▶ _TASK OBJECTIVE_: Copy every line of the records below that holds the word "into".

___ RECORD SET

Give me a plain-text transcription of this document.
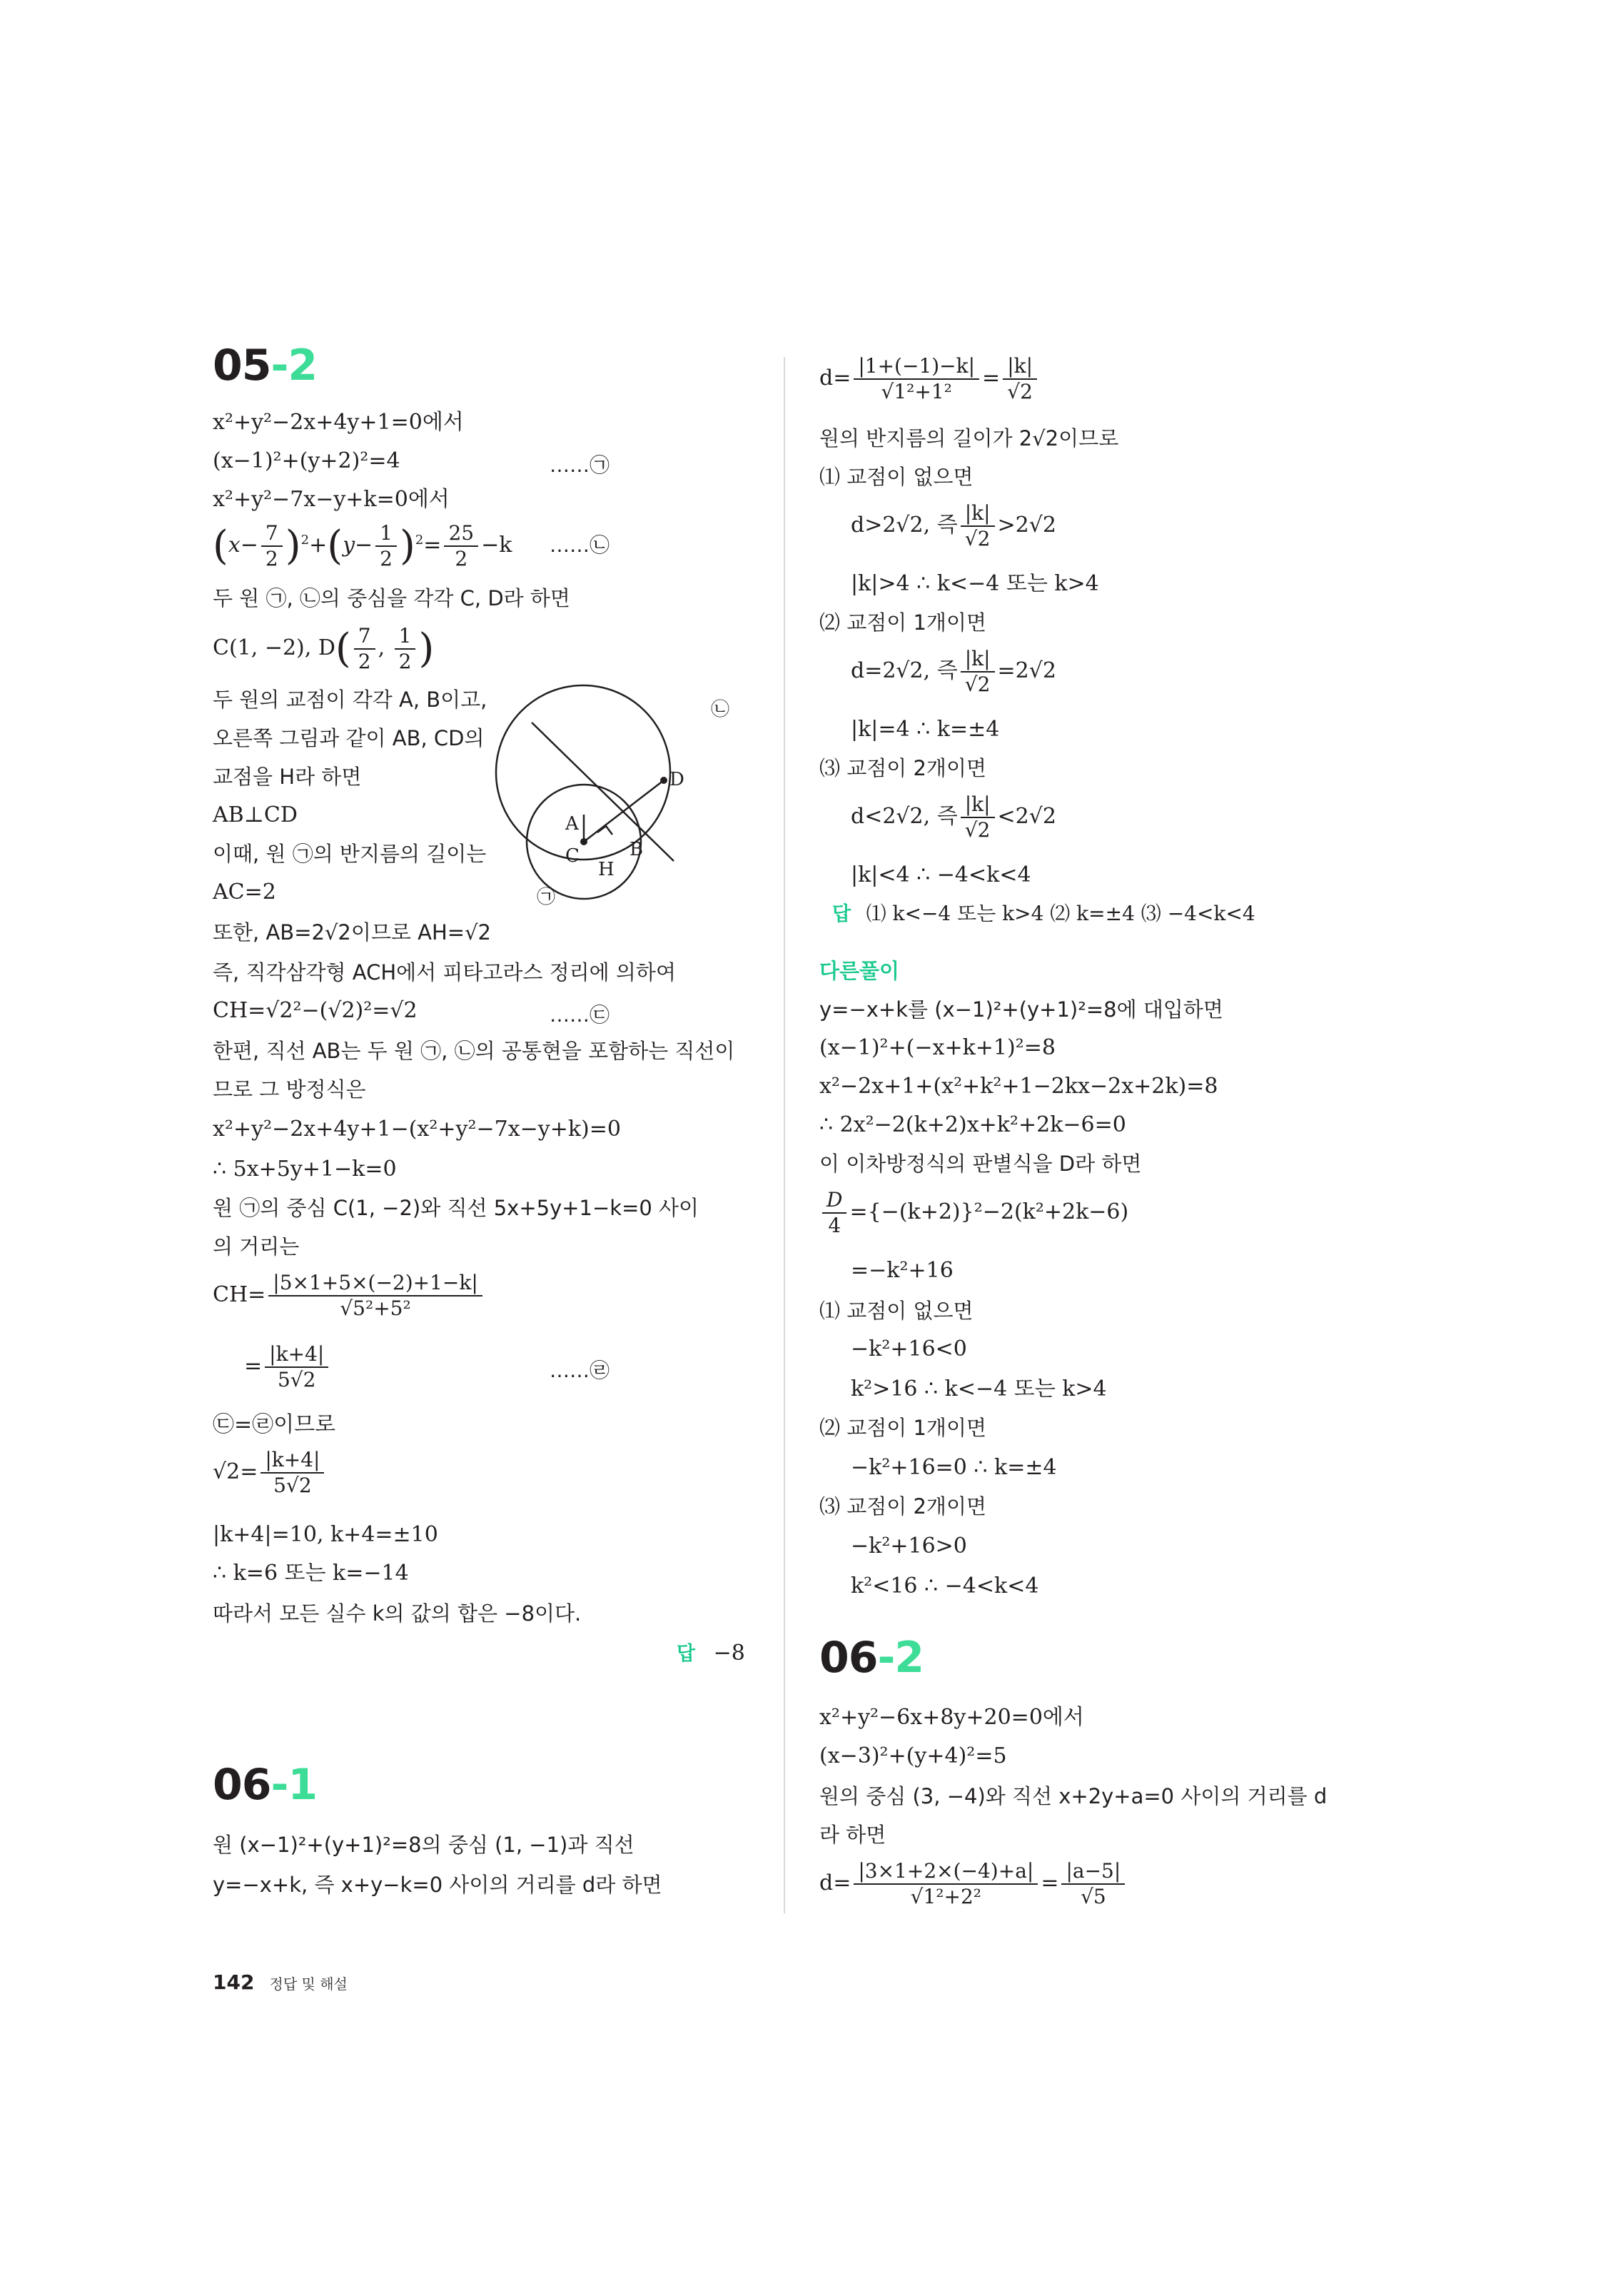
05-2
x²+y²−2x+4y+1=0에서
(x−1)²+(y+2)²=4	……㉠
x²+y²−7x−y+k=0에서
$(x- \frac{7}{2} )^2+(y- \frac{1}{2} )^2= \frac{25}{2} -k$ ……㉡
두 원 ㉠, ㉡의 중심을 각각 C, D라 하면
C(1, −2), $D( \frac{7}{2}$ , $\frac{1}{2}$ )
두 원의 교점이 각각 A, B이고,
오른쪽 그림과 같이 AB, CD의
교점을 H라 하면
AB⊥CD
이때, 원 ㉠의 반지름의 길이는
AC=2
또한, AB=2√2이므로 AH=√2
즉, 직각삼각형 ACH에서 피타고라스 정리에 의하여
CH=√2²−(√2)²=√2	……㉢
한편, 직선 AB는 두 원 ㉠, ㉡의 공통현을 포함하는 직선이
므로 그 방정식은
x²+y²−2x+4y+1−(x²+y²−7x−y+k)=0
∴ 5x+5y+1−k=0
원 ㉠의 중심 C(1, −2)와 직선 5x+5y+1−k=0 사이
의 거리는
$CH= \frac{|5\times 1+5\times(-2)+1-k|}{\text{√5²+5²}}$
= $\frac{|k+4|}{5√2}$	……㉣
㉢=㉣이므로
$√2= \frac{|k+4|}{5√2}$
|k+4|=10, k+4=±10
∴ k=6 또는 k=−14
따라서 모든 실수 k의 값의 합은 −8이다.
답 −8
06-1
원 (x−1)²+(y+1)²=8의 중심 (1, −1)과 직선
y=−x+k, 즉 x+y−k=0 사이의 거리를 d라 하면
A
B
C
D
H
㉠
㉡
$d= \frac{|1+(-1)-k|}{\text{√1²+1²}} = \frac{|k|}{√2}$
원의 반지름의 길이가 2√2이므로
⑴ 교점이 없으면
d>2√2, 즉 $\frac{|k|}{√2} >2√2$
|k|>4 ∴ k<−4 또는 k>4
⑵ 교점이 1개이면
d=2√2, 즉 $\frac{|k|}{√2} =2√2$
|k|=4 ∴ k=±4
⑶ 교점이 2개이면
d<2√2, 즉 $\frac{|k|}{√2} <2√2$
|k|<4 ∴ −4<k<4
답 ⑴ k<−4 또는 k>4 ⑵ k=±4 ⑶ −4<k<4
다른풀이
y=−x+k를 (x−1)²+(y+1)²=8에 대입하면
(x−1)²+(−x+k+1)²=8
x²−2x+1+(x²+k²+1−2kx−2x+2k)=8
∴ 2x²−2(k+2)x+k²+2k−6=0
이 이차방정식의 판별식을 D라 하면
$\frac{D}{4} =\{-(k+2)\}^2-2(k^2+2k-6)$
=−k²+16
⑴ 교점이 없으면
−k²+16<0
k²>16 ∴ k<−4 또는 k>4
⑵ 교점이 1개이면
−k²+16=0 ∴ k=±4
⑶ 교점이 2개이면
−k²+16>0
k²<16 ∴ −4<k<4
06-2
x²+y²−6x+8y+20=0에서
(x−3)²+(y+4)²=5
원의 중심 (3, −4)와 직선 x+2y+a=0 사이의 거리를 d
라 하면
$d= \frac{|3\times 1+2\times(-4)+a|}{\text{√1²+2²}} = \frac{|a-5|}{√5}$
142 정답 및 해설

______
___ RECORD SET

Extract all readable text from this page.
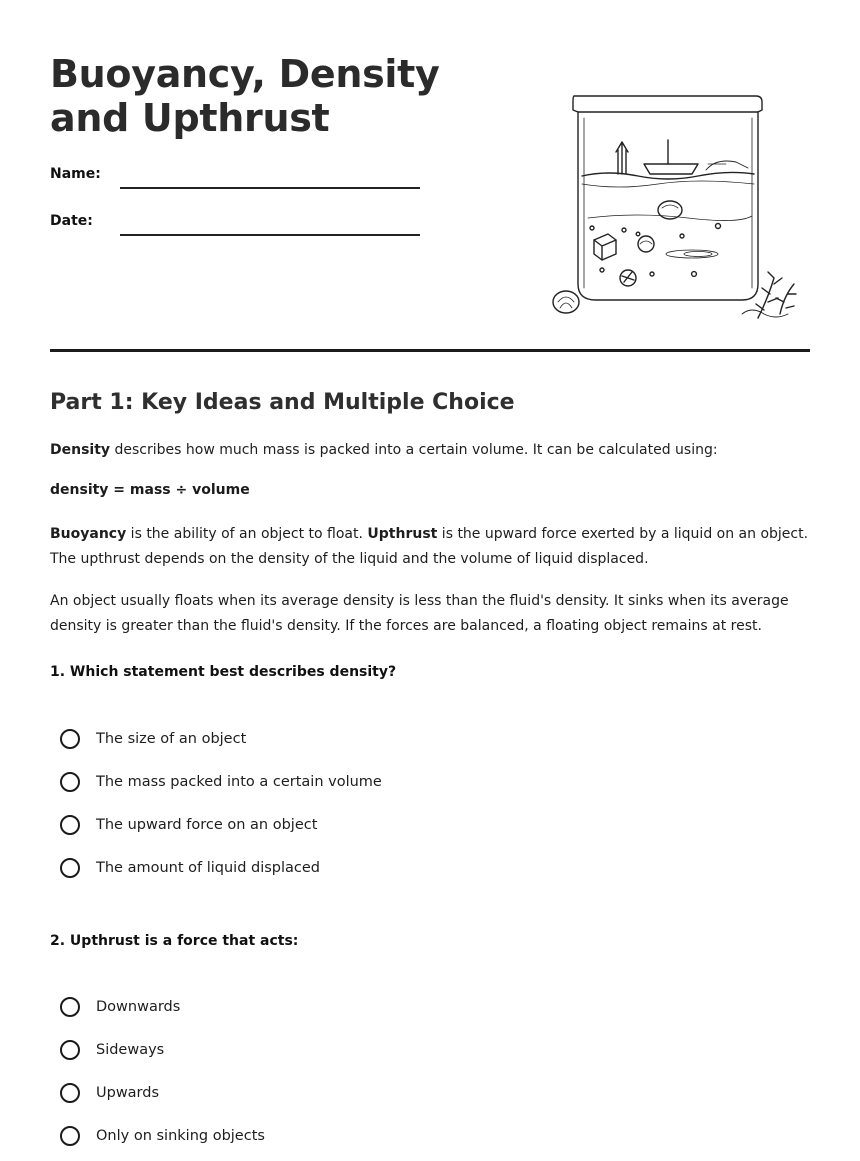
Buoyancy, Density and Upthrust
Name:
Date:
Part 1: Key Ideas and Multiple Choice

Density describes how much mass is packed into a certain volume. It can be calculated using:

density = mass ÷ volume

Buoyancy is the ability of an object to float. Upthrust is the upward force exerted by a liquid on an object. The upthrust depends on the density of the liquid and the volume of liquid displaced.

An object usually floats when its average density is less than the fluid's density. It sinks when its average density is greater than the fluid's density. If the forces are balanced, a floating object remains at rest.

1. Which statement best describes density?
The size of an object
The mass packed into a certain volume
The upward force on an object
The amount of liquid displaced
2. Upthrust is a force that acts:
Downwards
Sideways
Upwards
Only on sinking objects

______

▶ _COMPLETE ANSWER_:
Density describes how much mass is packed into a certain volume. It can be calculated using:
The mass packed into a certain volume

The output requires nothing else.